* PROMPT
Omit the pictures and output every entry below exactly as written.

**** DATA TO USE

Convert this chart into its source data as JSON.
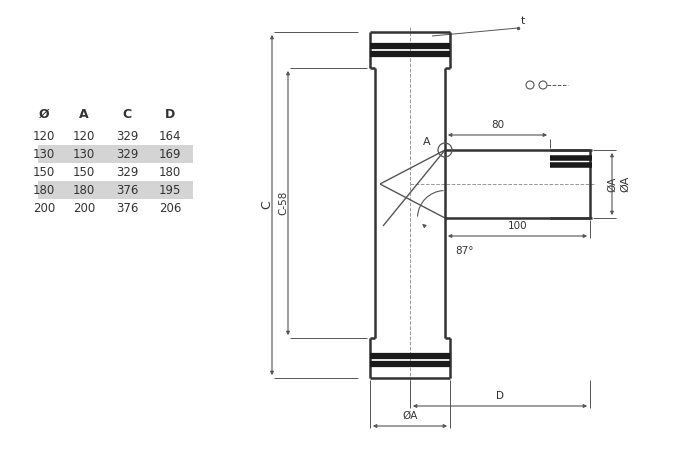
{
  "bg_color": "#ffffff",
  "line_color": "#555555",
  "dark_color": "#333333",
  "dim_color": "#555555",
  "table_headers": [
    "Ø",
    "A",
    "C",
    "D"
  ],
  "table_rows": [
    [
      120,
      120,
      329,
      164
    ],
    [
      130,
      130,
      329,
      169
    ],
    [
      150,
      150,
      329,
      180
    ],
    [
      180,
      180,
      376,
      195
    ],
    [
      200,
      200,
      376,
      206
    ]
  ],
  "highlighted_rows": [
    1,
    3
  ],
  "labels": {
    "t": "t",
    "A": "A",
    "C": "C",
    "C58": "C-58",
    "phiA": "ØA",
    "phiA_bot": "ØA",
    "D": "D",
    "d80": "80",
    "d100": "100",
    "ang": "87°"
  }
}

********

* EXERCISE SOLUTION
Convert this chart into its source data as JSON.
{
  "bg_color": "#ffffff",
  "line_color": "#555555",
  "dark_color": "#333333",
  "dim_color": "#555555",
  "table_headers": [
    "Ø",
    "A",
    "C",
    "D"
  ],
  "table_rows": [
    [
      120,
      120,
      329,
      164
    ],
    [
      130,
      130,
      329,
      169
    ],
    [
      150,
      150,
      329,
      180
    ],
    [
      180,
      180,
      376,
      195
    ],
    [
      200,
      200,
      376,
      206
    ]
  ],
  "highlighted_rows": [
    1,
    3
  ],
  "labels": {
    "t": "t",
    "A": "A",
    "C": "C",
    "C58": "C-58",
    "phiA": "ØA",
    "phiA_bot": "ØA",
    "D": "D",
    "d80": "80",
    "d100": "100",
    "ang": "87°"
  }
}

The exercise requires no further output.